» Set problem:
Copy the records below exactly as they are written.

-- start of Dataset extract --

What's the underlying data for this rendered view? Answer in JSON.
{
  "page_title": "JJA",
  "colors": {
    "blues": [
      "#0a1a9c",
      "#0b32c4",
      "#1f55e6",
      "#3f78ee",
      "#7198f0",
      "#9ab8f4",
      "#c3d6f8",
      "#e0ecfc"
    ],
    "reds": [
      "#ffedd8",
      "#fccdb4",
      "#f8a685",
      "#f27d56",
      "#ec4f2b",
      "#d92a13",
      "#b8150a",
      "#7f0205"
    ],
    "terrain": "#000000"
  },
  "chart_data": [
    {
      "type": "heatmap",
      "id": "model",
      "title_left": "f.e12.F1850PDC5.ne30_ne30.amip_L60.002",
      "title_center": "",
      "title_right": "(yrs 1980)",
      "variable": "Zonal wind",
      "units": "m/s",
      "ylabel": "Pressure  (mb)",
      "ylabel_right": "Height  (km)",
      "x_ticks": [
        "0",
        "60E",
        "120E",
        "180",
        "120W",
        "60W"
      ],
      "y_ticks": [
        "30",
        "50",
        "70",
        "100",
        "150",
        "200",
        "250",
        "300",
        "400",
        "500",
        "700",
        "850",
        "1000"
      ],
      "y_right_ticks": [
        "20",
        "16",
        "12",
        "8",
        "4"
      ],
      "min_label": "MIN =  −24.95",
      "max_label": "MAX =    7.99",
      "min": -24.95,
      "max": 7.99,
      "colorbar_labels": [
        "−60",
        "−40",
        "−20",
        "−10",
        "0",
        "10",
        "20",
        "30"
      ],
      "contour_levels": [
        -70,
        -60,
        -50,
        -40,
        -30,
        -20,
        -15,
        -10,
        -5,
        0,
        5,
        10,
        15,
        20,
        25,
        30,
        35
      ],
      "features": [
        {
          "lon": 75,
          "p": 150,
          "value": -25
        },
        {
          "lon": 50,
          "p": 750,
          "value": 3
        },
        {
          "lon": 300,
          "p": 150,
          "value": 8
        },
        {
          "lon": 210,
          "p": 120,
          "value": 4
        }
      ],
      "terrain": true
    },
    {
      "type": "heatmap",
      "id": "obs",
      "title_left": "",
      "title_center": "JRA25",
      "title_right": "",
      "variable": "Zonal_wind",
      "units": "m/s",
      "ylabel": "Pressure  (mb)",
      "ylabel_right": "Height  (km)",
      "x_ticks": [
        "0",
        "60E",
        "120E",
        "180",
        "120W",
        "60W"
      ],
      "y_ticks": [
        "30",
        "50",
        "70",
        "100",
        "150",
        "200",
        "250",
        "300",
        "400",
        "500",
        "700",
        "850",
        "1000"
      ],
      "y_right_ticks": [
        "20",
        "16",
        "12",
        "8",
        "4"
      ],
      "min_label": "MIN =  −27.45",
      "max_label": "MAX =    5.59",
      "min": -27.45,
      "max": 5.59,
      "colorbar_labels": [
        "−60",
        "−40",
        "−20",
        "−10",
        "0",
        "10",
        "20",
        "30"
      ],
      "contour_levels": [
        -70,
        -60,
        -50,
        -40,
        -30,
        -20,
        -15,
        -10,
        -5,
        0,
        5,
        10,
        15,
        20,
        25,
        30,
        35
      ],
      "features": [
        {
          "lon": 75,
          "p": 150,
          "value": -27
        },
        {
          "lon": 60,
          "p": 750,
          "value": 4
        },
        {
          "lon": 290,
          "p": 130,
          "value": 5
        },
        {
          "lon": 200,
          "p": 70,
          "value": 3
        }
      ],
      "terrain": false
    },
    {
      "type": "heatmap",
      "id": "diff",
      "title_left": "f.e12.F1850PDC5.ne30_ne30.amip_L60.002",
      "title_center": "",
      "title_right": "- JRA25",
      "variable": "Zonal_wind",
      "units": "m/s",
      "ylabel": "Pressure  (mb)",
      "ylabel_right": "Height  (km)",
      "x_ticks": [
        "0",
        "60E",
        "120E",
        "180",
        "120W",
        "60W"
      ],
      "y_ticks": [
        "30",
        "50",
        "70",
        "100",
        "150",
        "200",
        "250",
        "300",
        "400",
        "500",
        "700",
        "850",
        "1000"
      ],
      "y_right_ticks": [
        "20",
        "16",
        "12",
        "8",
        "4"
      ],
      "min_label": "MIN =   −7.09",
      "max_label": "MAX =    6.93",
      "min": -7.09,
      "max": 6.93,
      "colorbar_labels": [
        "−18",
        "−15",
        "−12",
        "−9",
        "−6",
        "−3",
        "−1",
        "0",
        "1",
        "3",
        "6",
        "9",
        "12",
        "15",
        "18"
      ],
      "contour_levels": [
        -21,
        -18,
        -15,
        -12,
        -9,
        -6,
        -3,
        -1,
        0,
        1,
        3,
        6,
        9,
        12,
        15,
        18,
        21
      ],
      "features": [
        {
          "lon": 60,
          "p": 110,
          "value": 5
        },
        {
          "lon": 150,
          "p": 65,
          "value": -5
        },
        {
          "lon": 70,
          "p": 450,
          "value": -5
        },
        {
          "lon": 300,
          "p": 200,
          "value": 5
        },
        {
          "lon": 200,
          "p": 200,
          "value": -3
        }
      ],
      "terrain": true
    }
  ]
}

-- end of Dataset extract --

» Solution for this task:
What's the underlying data for this rendered view? Answer in JSON.
{
  "page_title": "JJA",
  "colors": {
    "blues": [
      "#0a1a9c",
      "#0b32c4",
      "#1f55e6",
      "#3f78ee",
      "#7198f0",
      "#9ab8f4",
      "#c3d6f8",
      "#e0ecfc"
    ],
    "reds": [
      "#ffedd8",
      "#fccdb4",
      "#f8a685",
      "#f27d56",
      "#ec4f2b",
      "#d92a13",
      "#b8150a",
      "#7f0205"
    ],
    "terrain": "#000000"
  },
  "chart_data": [
    {
      "type": "heatmap",
      "id": "model",
      "title_left": "f.e12.F1850PDC5.ne30_ne30.amip_L60.002",
      "title_center": "",
      "title_right": "(yrs 1980)",
      "variable": "Zonal wind",
      "units": "m/s",
      "ylabel": "Pressure  (mb)",
      "ylabel_right": "Height  (km)",
      "x_ticks": [
        "0",
        "60E",
        "120E",
        "180",
        "120W",
        "60W"
      ],
      "y_ticks": [
        "30",
        "50",
        "70",
        "100",
        "150",
        "200",
        "250",
        "300",
        "400",
        "500",
        "700",
        "850",
        "1000"
      ],
      "y_right_ticks": [
        "20",
        "16",
        "12",
        "8",
        "4"
      ],
      "min_label": "MIN =  −24.95",
      "max_label": "MAX =    7.99",
      "min": -24.95,
      "max": 7.99,
      "colorbar_labels": [
        "−60",
        "−40",
        "−20",
        "−10",
        "0",
        "10",
        "20",
        "30"
      ],
      "contour_levels": [
        -70,
        -60,
        -50,
        -40,
        -30,
        -20,
        -15,
        -10,
        -5,
        0,
        5,
        10,
        15,
        20,
        25,
        30,
        35
      ],
      "features": [
        {
          "lon": 75,
          "p": 150,
          "value": -25
        },
        {
          "lon": 50,
          "p": 750,
          "value": 3
        },
        {
          "lon": 300,
          "p": 150,
          "value": 8
        },
        {
          "lon": 210,
          "p": 120,
          "value": 4
        }
      ],
      "terrain": true
    },
    {
      "type": "heatmap",
      "id": "obs",
      "title_left": "",
      "title_center": "JRA25",
      "title_right": "",
      "variable": "Zonal_wind",
      "units": "m/s",
      "ylabel": "Pressure  (mb)",
      "ylabel_right": "Height  (km)",
      "x_ticks": [
        "0",
        "60E",
        "120E",
        "180",
        "120W",
        "60W"
      ],
      "y_ticks": [
        "30",
        "50",
        "70",
        "100",
        "150",
        "200",
        "250",
        "300",
        "400",
        "500",
        "700",
        "850",
        "1000"
      ],
      "y_right_ticks": [
        "20",
        "16",
        "12",
        "8",
        "4"
      ],
      "min_label": "MIN =  −27.45",
      "max_label": "MAX =    5.59",
      "min": -27.45,
      "max": 5.59,
      "colorbar_labels": [
        "−60",
        "−40",
        "−20",
        "−10",
        "0",
        "10",
        "20",
        "30"
      ],
      "contour_levels": [
        -70,
        -60,
        -50,
        -40,
        -30,
        -20,
        -15,
        -10,
        -5,
        0,
        5,
        10,
        15,
        20,
        25,
        30,
        35
      ],
      "features": [
        {
          "lon": 75,
          "p": 150,
          "value": -27
        },
        {
          "lon": 60,
          "p": 750,
          "value": 4
        },
        {
          "lon": 290,
          "p": 130,
          "value": 5
        },
        {
          "lon": 200,
          "p": 70,
          "value": 3
        }
      ],
      "terrain": false
    },
    {
      "type": "heatmap",
      "id": "diff",
      "title_left": "f.e12.F1850PDC5.ne30_ne30.amip_L60.002",
      "title_center": "",
      "title_right": "- JRA25",
      "variable": "Zonal_wind",
      "units": "m/s",
      "ylabel": "Pressure  (mb)",
      "ylabel_right": "Height  (km)",
      "x_ticks": [
        "0",
        "60E",
        "120E",
        "180",
        "120W",
        "60W"
      ],
      "y_ticks": [
        "30",
        "50",
        "70",
        "100",
        "150",
        "200",
        "250",
        "300",
        "400",
        "500",
        "700",
        "850",
        "1000"
      ],
      "y_right_ticks": [
        "20",
        "16",
        "12",
        "8",
        "4"
      ],
      "min_label": "MIN =   −7.09",
      "max_label": "MAX =    6.93",
      "min": -7.09,
      "max": 6.93,
      "colorbar_labels": [
        "−18",
        "−15",
        "−12",
        "−9",
        "−6",
        "−3",
        "−1",
        "0",
        "1",
        "3",
        "6",
        "9",
        "12",
        "15",
        "18"
      ],
      "contour_levels": [
        -21,
        -18,
        -15,
        -12,
        -9,
        -6,
        -3,
        -1,
        0,
        1,
        3,
        6,
        9,
        12,
        15,
        18,
        21
      ],
      "features": [
        {
          "lon": 60,
          "p": 110,
          "value": 5
        },
        {
          "lon": 150,
          "p": 65,
          "value": -5
        },
        {
          "lon": 70,
          "p": 450,
          "value": -5
        },
        {
          "lon": 300,
          "p": 200,
          "value": 5
        },
        {
          "lon": 200,
          "p": 200,
          "value": -3
        }
      ],
      "terrain": true
    }
  ]
}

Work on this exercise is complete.